▶ **Data in this exercise**:
---------------
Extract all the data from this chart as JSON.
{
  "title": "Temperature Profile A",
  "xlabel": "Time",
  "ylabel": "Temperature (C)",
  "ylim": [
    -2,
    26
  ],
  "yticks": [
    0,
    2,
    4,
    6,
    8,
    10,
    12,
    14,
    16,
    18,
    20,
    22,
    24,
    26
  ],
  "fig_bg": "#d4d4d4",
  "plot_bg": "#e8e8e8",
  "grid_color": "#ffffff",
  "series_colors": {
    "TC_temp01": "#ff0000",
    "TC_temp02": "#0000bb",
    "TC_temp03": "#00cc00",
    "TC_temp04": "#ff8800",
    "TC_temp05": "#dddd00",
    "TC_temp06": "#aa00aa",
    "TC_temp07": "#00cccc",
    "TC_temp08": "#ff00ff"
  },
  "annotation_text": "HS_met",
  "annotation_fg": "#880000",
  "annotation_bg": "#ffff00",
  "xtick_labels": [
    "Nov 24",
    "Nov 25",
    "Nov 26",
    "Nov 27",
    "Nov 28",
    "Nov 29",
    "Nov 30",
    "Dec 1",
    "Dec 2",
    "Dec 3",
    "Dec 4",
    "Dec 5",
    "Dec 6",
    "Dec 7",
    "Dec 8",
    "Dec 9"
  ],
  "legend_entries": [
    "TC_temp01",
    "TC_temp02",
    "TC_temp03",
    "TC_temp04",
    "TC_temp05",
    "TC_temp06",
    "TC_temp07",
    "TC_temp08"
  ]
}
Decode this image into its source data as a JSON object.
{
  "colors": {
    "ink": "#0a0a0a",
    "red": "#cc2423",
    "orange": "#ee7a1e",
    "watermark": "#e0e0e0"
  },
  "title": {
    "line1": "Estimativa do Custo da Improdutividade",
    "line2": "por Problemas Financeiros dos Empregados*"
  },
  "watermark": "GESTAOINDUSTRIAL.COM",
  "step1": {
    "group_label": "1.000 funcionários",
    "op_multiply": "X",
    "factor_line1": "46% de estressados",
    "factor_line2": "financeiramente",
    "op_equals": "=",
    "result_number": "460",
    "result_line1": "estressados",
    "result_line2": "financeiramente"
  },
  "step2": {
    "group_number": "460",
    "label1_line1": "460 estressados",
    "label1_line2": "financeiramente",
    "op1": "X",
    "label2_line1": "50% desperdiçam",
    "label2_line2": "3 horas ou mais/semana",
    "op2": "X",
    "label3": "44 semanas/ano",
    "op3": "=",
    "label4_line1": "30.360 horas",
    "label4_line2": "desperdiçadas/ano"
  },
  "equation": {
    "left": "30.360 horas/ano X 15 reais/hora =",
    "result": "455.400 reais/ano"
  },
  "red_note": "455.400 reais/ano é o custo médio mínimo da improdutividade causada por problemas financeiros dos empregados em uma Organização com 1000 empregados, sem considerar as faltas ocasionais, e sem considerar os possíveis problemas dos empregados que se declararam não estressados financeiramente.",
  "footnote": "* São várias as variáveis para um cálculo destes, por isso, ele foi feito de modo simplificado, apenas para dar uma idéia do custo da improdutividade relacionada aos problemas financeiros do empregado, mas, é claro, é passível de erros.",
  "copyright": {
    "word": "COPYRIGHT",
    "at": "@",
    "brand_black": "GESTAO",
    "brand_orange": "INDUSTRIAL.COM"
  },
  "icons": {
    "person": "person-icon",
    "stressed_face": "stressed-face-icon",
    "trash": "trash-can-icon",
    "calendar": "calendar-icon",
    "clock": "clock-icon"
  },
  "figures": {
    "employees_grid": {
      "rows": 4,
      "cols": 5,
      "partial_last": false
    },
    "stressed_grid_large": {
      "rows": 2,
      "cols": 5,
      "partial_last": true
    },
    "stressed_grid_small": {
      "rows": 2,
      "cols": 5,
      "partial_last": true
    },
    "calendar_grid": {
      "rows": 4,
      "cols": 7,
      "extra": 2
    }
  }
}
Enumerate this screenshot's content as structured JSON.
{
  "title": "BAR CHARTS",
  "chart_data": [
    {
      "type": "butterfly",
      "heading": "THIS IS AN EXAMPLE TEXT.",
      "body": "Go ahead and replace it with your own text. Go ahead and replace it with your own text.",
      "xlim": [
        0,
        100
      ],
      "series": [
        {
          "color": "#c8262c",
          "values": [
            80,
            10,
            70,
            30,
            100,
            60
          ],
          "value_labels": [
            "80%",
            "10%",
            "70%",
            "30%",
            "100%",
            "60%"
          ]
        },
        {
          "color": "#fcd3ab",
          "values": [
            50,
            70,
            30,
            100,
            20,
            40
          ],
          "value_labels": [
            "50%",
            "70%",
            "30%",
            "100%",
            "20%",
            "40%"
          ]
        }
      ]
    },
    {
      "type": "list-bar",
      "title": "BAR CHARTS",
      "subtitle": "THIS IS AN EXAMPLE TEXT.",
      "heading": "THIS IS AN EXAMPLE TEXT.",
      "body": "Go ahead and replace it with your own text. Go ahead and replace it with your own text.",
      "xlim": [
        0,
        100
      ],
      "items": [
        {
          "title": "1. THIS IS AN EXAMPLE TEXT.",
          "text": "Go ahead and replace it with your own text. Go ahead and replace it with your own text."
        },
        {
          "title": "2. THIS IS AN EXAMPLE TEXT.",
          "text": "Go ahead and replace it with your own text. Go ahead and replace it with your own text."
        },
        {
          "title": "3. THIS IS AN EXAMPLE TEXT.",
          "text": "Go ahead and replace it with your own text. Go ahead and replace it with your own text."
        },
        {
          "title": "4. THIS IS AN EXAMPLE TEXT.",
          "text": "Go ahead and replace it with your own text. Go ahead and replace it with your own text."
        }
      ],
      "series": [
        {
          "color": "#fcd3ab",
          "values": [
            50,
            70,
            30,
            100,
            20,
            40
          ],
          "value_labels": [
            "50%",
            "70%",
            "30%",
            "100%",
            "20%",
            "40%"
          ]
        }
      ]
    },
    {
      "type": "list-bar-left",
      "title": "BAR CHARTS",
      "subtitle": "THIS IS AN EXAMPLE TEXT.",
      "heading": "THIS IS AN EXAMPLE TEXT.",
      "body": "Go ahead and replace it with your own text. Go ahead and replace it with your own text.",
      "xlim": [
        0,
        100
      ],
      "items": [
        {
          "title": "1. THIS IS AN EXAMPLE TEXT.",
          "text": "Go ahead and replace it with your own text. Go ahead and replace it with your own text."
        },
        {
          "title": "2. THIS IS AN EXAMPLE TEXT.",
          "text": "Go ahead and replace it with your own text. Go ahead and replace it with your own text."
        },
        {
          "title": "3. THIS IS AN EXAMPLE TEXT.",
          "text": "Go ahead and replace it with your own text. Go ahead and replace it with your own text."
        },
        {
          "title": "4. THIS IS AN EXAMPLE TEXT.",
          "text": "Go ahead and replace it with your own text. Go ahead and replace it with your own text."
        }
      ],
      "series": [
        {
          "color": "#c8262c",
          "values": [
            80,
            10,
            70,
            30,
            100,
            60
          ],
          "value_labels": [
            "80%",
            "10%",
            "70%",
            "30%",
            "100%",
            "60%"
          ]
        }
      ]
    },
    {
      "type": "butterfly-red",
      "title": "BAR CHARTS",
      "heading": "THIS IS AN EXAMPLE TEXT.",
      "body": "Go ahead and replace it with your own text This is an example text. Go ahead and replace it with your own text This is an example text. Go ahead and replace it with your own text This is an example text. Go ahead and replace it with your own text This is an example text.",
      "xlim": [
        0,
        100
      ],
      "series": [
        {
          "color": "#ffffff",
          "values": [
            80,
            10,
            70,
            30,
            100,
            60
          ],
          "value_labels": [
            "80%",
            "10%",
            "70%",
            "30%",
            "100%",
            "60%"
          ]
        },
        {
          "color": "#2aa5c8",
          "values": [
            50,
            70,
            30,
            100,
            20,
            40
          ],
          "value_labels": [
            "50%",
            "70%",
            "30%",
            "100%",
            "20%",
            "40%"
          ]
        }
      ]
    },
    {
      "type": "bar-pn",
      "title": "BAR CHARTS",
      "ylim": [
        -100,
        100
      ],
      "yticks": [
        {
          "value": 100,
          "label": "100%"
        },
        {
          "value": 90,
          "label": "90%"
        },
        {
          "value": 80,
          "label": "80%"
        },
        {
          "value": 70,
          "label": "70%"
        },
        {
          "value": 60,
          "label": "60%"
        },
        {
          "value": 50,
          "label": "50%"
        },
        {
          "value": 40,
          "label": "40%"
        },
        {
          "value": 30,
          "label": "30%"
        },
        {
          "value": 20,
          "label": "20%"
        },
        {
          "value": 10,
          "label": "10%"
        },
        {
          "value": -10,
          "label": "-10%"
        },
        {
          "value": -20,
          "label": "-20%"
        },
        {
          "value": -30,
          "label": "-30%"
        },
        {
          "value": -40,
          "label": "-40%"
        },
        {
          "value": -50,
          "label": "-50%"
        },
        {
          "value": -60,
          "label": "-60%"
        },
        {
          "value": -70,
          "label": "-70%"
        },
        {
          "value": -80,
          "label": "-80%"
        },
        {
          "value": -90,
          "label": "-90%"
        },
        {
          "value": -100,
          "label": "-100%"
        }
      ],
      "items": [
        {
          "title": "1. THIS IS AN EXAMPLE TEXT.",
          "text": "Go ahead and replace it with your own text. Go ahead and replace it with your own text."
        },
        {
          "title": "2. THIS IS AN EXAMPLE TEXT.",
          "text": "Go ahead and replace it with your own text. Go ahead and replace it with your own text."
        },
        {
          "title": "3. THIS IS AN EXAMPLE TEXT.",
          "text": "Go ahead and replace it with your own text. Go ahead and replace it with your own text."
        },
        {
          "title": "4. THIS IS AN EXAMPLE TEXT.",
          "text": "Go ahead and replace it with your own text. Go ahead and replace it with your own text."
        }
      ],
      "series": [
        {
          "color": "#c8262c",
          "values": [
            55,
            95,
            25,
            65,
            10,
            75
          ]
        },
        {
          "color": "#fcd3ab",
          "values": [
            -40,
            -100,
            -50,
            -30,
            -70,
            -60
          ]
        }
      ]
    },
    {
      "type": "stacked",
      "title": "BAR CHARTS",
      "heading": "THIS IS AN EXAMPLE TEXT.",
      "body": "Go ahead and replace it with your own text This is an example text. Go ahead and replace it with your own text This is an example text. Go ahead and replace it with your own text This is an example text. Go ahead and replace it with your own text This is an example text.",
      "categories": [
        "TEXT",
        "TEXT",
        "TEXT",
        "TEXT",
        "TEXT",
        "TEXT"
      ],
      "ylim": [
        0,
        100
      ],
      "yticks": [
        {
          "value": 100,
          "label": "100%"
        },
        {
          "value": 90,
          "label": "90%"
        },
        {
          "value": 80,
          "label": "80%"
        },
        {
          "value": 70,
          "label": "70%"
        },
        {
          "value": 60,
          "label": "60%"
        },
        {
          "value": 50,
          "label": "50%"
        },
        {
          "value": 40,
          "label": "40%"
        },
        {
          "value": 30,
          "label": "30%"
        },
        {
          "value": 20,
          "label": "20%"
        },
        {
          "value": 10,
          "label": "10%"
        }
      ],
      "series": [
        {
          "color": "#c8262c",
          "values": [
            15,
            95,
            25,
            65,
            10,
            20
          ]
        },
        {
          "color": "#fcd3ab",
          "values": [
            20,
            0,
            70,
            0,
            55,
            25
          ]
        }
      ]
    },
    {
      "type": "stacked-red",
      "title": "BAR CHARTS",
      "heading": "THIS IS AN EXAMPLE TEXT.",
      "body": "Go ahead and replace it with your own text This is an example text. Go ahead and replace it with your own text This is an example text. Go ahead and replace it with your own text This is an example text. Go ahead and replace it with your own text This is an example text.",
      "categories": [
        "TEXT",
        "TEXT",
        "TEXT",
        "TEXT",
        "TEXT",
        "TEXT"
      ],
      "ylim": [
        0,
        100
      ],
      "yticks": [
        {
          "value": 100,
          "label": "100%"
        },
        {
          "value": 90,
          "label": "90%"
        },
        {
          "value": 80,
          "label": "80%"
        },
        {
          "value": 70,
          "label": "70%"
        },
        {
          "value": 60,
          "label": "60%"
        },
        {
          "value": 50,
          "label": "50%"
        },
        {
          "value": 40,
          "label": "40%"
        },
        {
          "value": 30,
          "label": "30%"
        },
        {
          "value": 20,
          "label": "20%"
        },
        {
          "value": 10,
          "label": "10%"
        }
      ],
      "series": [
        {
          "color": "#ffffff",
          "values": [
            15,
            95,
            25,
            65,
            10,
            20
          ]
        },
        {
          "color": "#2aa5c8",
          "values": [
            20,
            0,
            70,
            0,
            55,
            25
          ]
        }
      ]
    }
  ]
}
---------------
▶ **Stated task**: Copy all lines above containing the string "financeiramente".

▶ **Output for this task**:
    "factor_line2": "financeiramente",
    "result_line2": "financeiramente"
    "label1_line2": "financeiramente",
  "red_note": "455.400 reais/ano é o custo médio mínimo da improdutividade causada por problemas financeiros dos empregados em uma Organização com 1000 empregados, sem considerar as faltas ocasionais, e sem considerar os possíveis problemas dos empregados que se declararam não estressados financeiramente.",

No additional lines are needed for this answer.